■ **Your task**:
Give the number of lines holding the string "astros", and nothing else.

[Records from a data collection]
------------------------------------------------

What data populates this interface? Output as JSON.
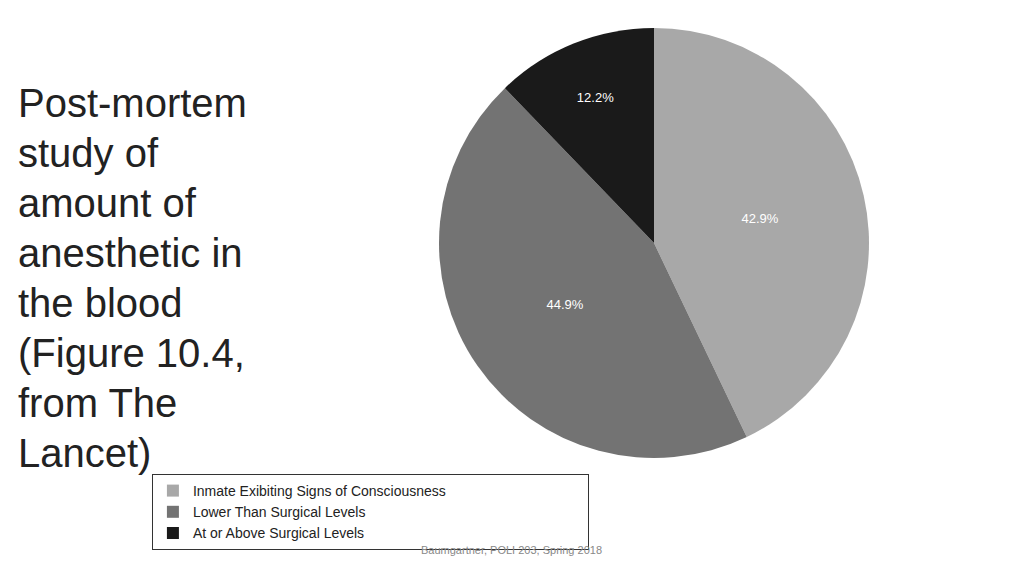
{
  "chart_data": {
    "type": "pie",
    "title": "Post-mortem study of amount of anesthetic in the blood (Figure 10.4, from The Lancet)",
    "categories": [
      "Inmate Exibiting Signs of Consciousness",
      "Lower Than Surgical Levels",
      "At or Above Surgical Levels"
    ],
    "values": [
      42.9,
      44.9,
      12.2
    ],
    "value_labels": [
      "42.9%",
      "44.9%",
      "12.2%"
    ],
    "colors": [
      "#a8a8a8",
      "#737373",
      "#1a1a1a"
    ],
    "data_labels": true,
    "legend": "bottom",
    "annotations": [
      "Baumgartner, POLI 203, Spring 2018"
    ]
  }
}
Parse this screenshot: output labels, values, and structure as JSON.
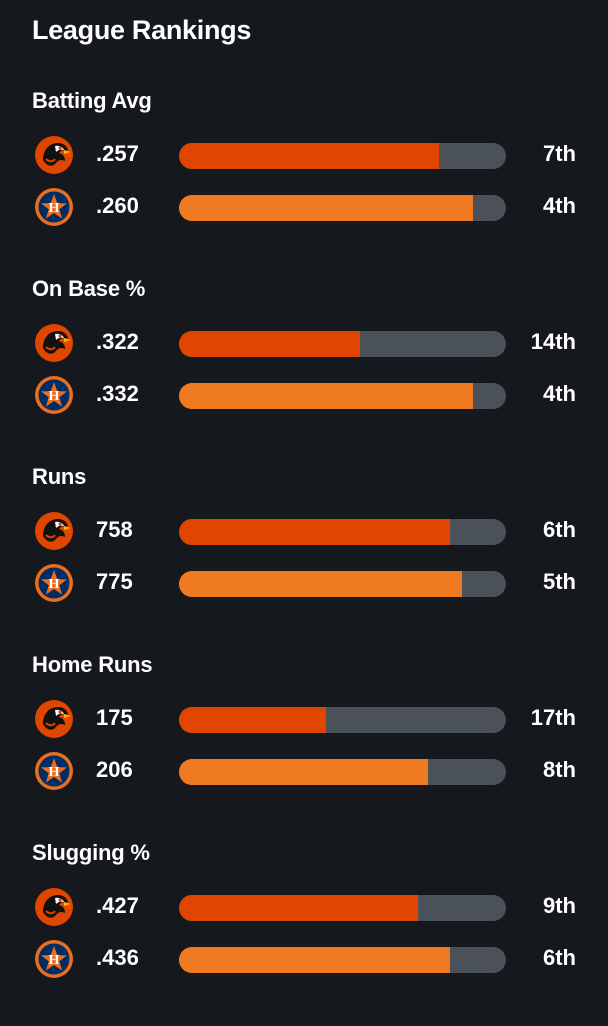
{
  "page_title": "League Rankings",
  "teams": [
    {
      "key": "orioles",
      "logo_icon": "orioles-bird-logo-icon",
      "bar_color": "#e04600"
    },
    {
      "key": "astros",
      "logo_icon": "astros-star-logo-icon",
      "bar_color": "#ef7a22"
    }
  ],
  "track_color": "#4b5158",
  "sections": [
    {
      "title": "Batting Avg",
      "rows": [
        {
          "value": ".257",
          "rank": "7th",
          "fill_fraction": 0.795
        },
        {
          "value": ".260",
          "rank": "4th",
          "fill_fraction": 0.9
        }
      ]
    },
    {
      "title": "On Base %",
      "rows": [
        {
          "value": ".322",
          "rank": "14th",
          "fill_fraction": 0.555
        },
        {
          "value": ".332",
          "rank": "4th",
          "fill_fraction": 0.9
        }
      ]
    },
    {
      "title": "Runs",
      "rows": [
        {
          "value": "758",
          "rank": "6th",
          "fill_fraction": 0.83
        },
        {
          "value": "775",
          "rank": "5th",
          "fill_fraction": 0.865
        }
      ]
    },
    {
      "title": "Home Runs",
      "rows": [
        {
          "value": "175",
          "rank": "17th",
          "fill_fraction": 0.45
        },
        {
          "value": "206",
          "rank": "8th",
          "fill_fraction": 0.76
        }
      ]
    },
    {
      "title": "Slugging %",
      "rows": [
        {
          "value": ".427",
          "rank": "9th",
          "fill_fraction": 0.73
        },
        {
          "value": ".436",
          "rank": "6th",
          "fill_fraction": 0.83
        }
      ]
    }
  ]
}
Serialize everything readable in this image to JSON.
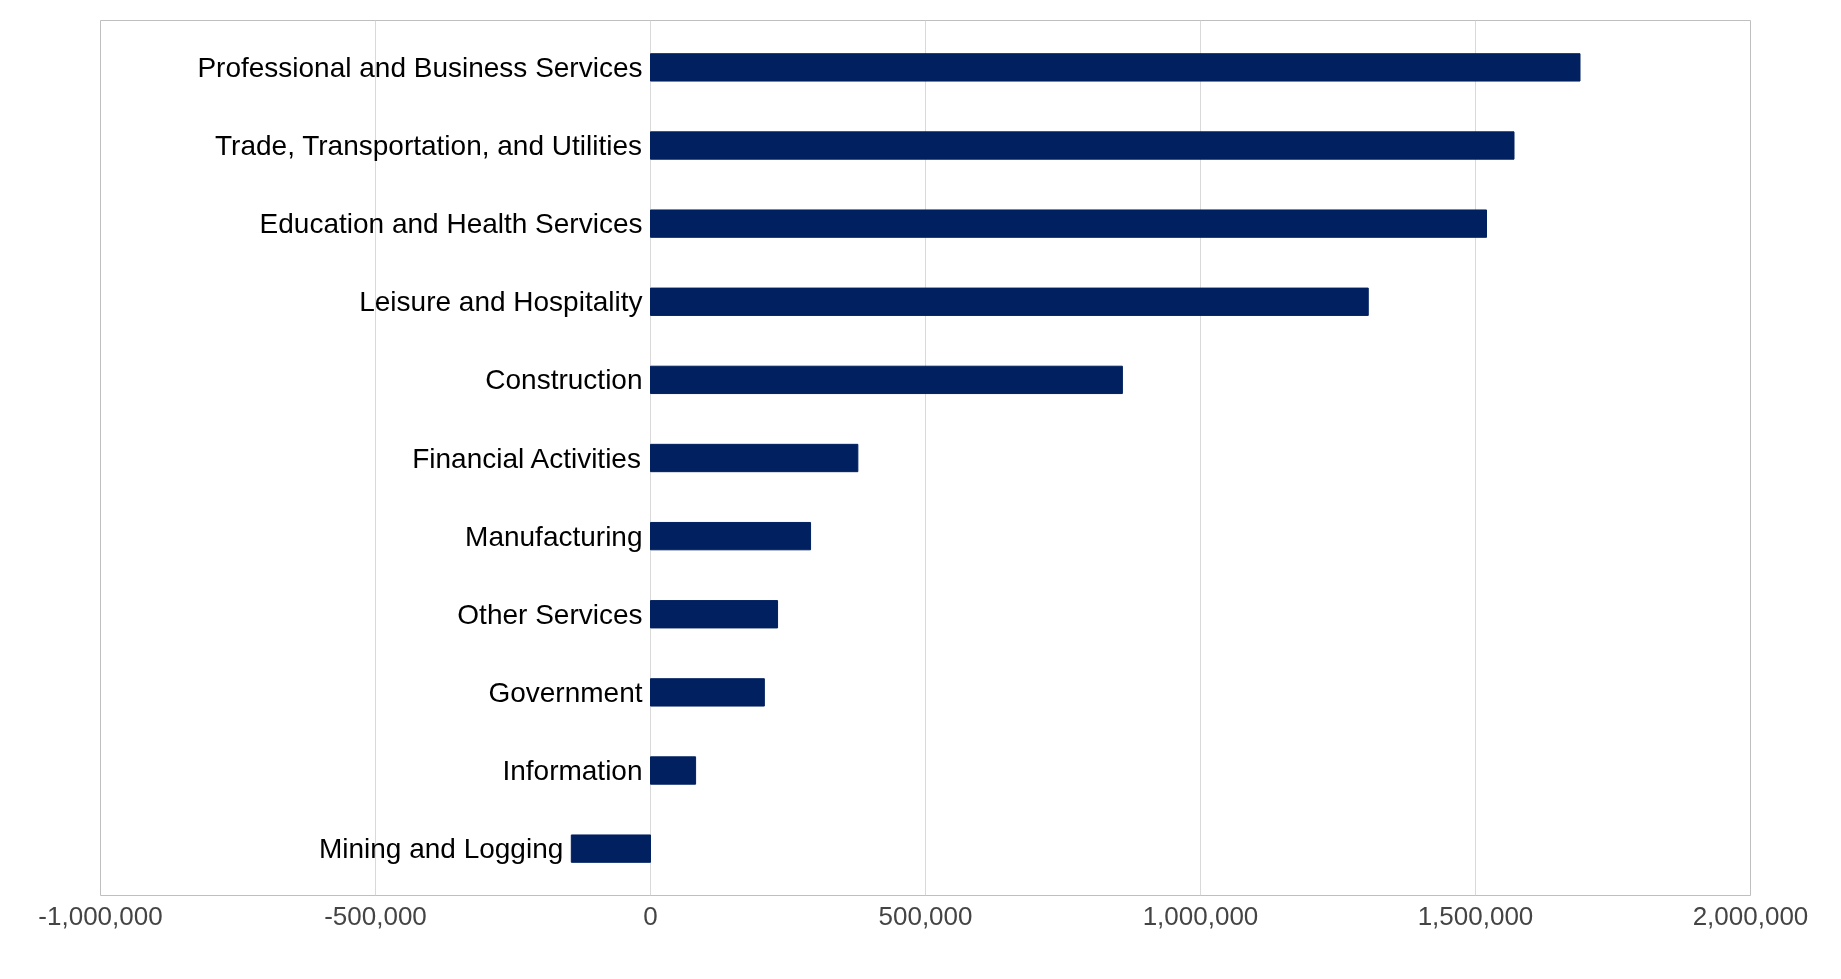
{
  "chart_data": {
    "type": "bar",
    "orientation": "horizontal",
    "categories": [
      "Professional and Business Services",
      "Trade, Transportation, and Utilities",
      "Education and Health Services",
      "Leisure and Hospitality",
      "Construction",
      "Financial Activities",
      "Manufacturing",
      "Other Services",
      "Government",
      "Information",
      "Mining and Logging"
    ],
    "values": [
      1690000,
      1570000,
      1520000,
      1305000,
      858000,
      377000,
      291000,
      231000,
      207000,
      82000,
      -144000
    ],
    "color": "#002060",
    "xlim": [
      -1000000,
      2000000
    ],
    "xticks": [
      {
        "value": -1000000,
        "label": "-1,000,000"
      },
      {
        "value": -500000,
        "label": "-500,000"
      },
      0,
      {
        "value": 500000,
        "label": "500,000"
      },
      {
        "value": 1000000,
        "label": "1,000,000"
      },
      {
        "value": 1500000,
        "label": "1,500,000"
      },
      {
        "value": 2000000,
        "label": "2,000,000"
      }
    ],
    "grid": "x"
  }
}
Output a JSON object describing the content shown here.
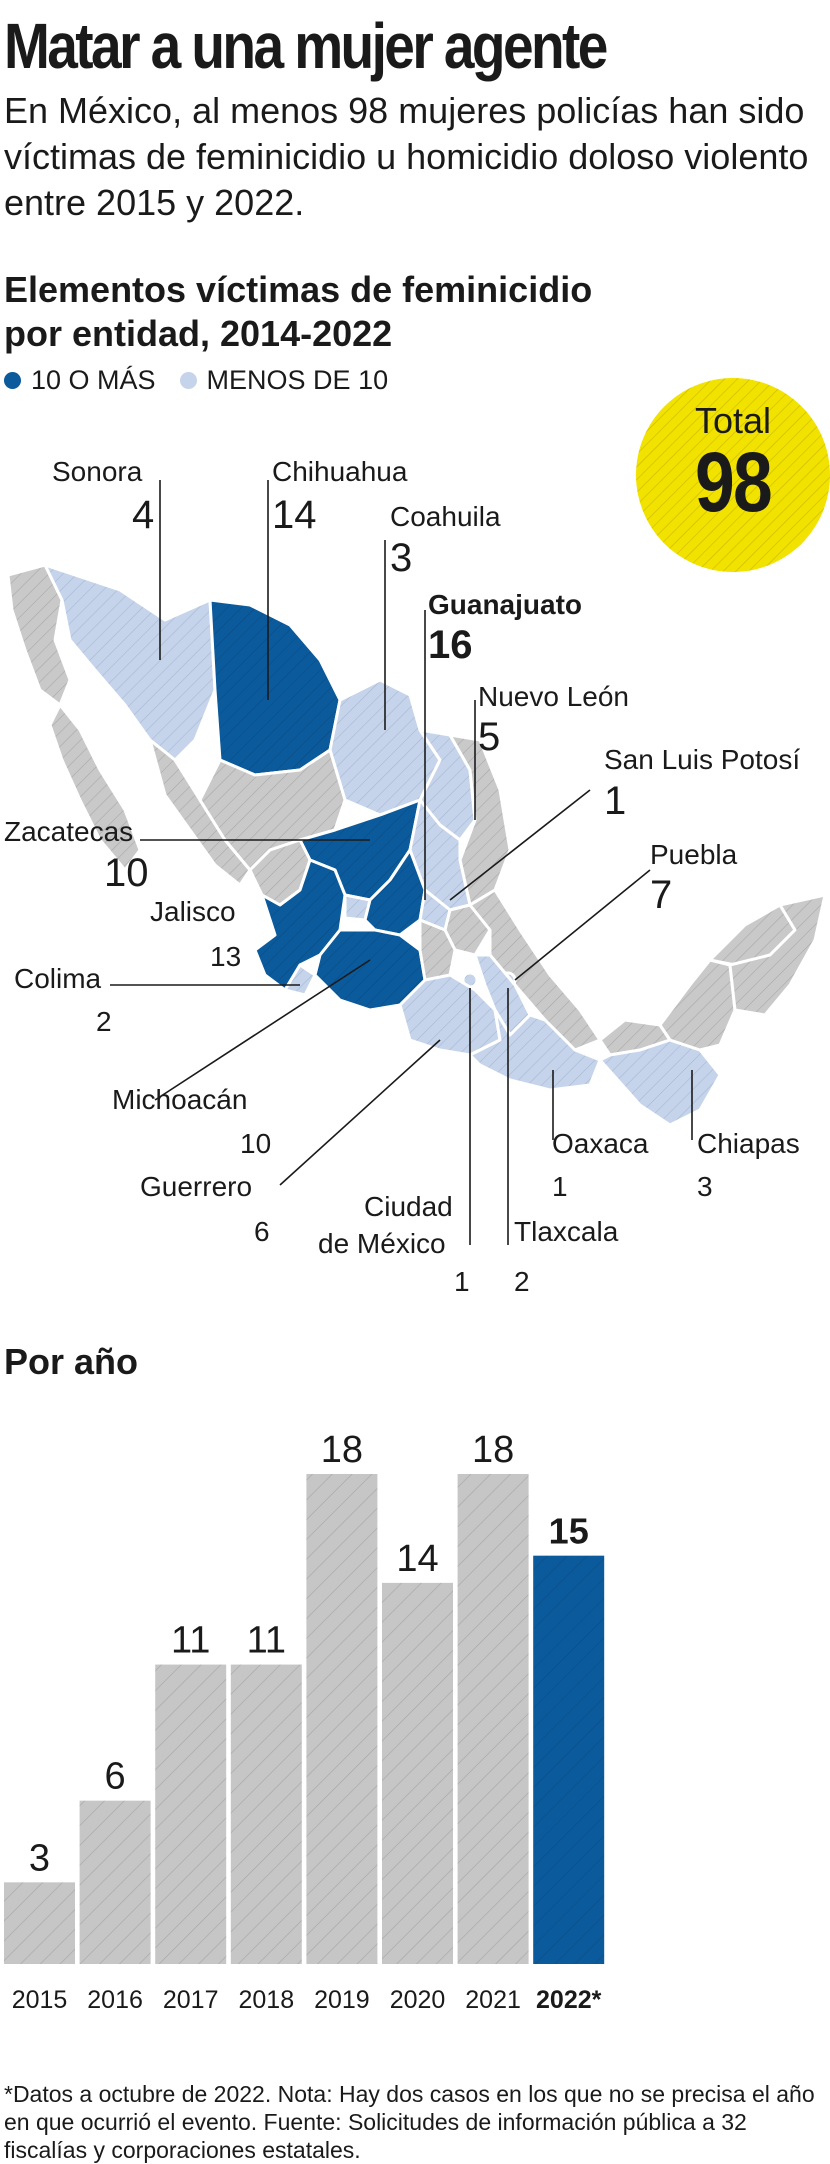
{
  "header": {
    "title": "Matar a una mujer agente",
    "subtitle": "En México, al menos 98 mujeres policías han sido víctimas de feminicidio u homicidio doloso violento entre 2015 y 2022."
  },
  "map": {
    "title_line1": "Elementos víctimas de feminicidio",
    "title_line2": "por entidad, 2014-2022",
    "legend": {
      "high": "10 O MÁS",
      "low": "MENOS DE 10"
    },
    "total_label": "Total",
    "total_value": "98",
    "colors": {
      "high": "#0b5a9c",
      "low": "#c5d4ea",
      "other": "#c9c9c9",
      "total_bg": "#f2e200"
    },
    "states": [
      {
        "name": "Sonora",
        "value": "4"
      },
      {
        "name": "Chihuahua",
        "value": "14"
      },
      {
        "name": "Coahuila",
        "value": "3"
      },
      {
        "name": "Guanajuato",
        "value": "16"
      },
      {
        "name": "Nuevo León",
        "value": "5"
      },
      {
        "name": "San Luis Potosí",
        "value": "1"
      },
      {
        "name": "Zacatecas",
        "value": "10"
      },
      {
        "name": "Puebla",
        "value": "7"
      },
      {
        "name": "Jalisco",
        "value": "13"
      },
      {
        "name": "Colima",
        "value": "2"
      },
      {
        "name": "Michoacán",
        "value": "10"
      },
      {
        "name": "Guerrero",
        "value": "6"
      },
      {
        "name": "Oaxaca",
        "value": "1"
      },
      {
        "name": "Chiapas",
        "value": "3"
      },
      {
        "name": "Ciudad",
        "name2": "de México",
        "value": "1"
      },
      {
        "name": "Tlaxcala",
        "value": "2"
      }
    ]
  },
  "chart_data": {
    "type": "bar",
    "title": "Por año",
    "categories": [
      "2015",
      "2016",
      "2017",
      "2018",
      "2019",
      "2020",
      "2021",
      "2022*"
    ],
    "values": [
      3,
      6,
      11,
      11,
      18,
      14,
      18,
      15
    ],
    "highlight_index": 7,
    "colors": {
      "bar": "#c6c6c6",
      "highlight": "#0b5a9c"
    },
    "ylim": [
      0,
      18
    ]
  },
  "footnote": "*Datos a octubre de 2022. Nota: Hay dos casos en los que no se precisa el año en que ocurrió el evento. Fuente: Solicitudes de información pública a 32 fiscalías y corporaciones estatales."
}
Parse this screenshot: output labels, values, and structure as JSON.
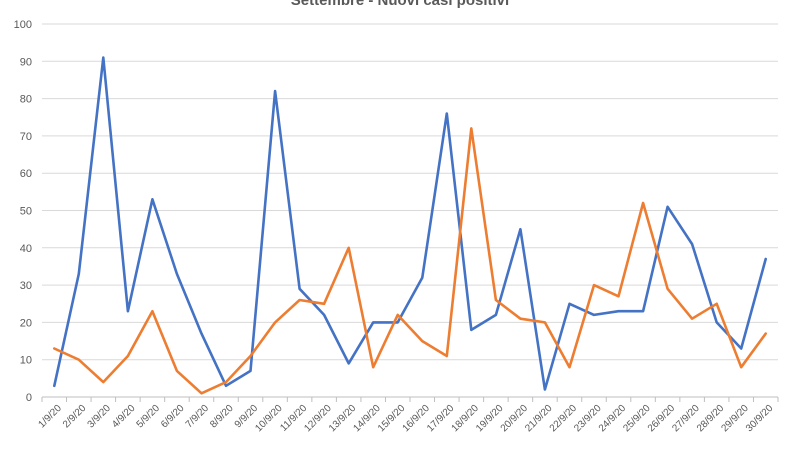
{
  "chart_data": {
    "type": "line",
    "title": "Settembre - Nuovi casi positivi",
    "xlabel": "",
    "ylabel": "",
    "ylim": [
      0,
      100
    ],
    "yticks": [
      0,
      10,
      20,
      30,
      40,
      50,
      60,
      70,
      80,
      90,
      100
    ],
    "grid": true,
    "legend": "none",
    "categories": [
      "1/9/20",
      "2/9/20",
      "3/9/20",
      "4/9/20",
      "5/9/20",
      "6/9/20",
      "7/9/20",
      "8/9/20",
      "9/9/20",
      "10/9/20",
      "11/9/20",
      "12/9/20",
      "13/9/20",
      "14/9/20",
      "15/9/20",
      "16/9/20",
      "17/9/20",
      "18/9/20",
      "19/9/20",
      "20/9/20",
      "21/9/20",
      "22/9/20",
      "23/9/20",
      "24/9/20",
      "25/9/20",
      "26/9/20",
      "27/9/20",
      "28/9/20",
      "29/9/20",
      "30/9/20"
    ],
    "series": [
      {
        "color": "#4472C4",
        "values": [
          3,
          33,
          91,
          23,
          53,
          33,
          17,
          3,
          7,
          82,
          29,
          22,
          9,
          20,
          20,
          32,
          76,
          18,
          22,
          45,
          2,
          25,
          22,
          23,
          23,
          51,
          41,
          20,
          13,
          37
        ]
      },
      {
        "color": "#ED7D31",
        "values": [
          13,
          10,
          4,
          11,
          23,
          7,
          1,
          4,
          11,
          20,
          26,
          25,
          40,
          8,
          22,
          15,
          11,
          72,
          26,
          21,
          20,
          8,
          30,
          27,
          52,
          29,
          21,
          25,
          8,
          17
        ]
      }
    ]
  }
}
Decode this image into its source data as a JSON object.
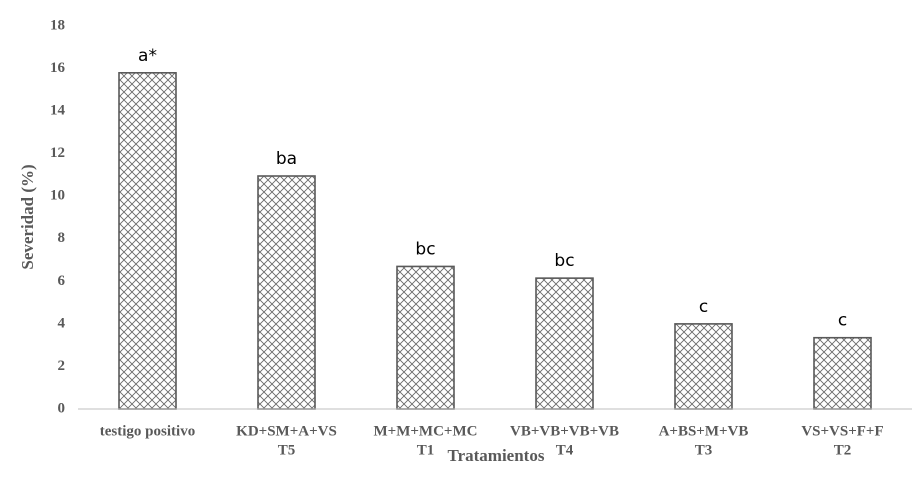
{
  "chart_data": {
    "type": "bar",
    "title": "",
    "xlabel": "Tratamientos",
    "ylabel": "Severidad (%)",
    "ylim": [
      0,
      18
    ],
    "yticks": [
      0,
      2,
      4,
      6,
      8,
      10,
      12,
      14,
      16,
      18
    ],
    "grid": false,
    "legend": "none",
    "categories": [
      [
        "testigo positivo"
      ],
      [
        "KD+SM+A+VS",
        "T5"
      ],
      [
        "M+M+MC+MC",
        "T1"
      ],
      [
        "VB+VB+VB+VB",
        "T4"
      ],
      [
        "A+BS+M+VB",
        "T3"
      ],
      [
        "VS+VS+F+F",
        "T2"
      ]
    ],
    "values": [
      15.8,
      10.95,
      6.7,
      6.15,
      4.0,
      3.35
    ],
    "letters": [
      "a*",
      "ba",
      "bc",
      "bc",
      "c",
      "c"
    ],
    "bar_fill": "crosshatch",
    "bar_color": "#595959",
    "text_color": "#595959"
  }
}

------------------------------------------------

■ **Task answer**:
2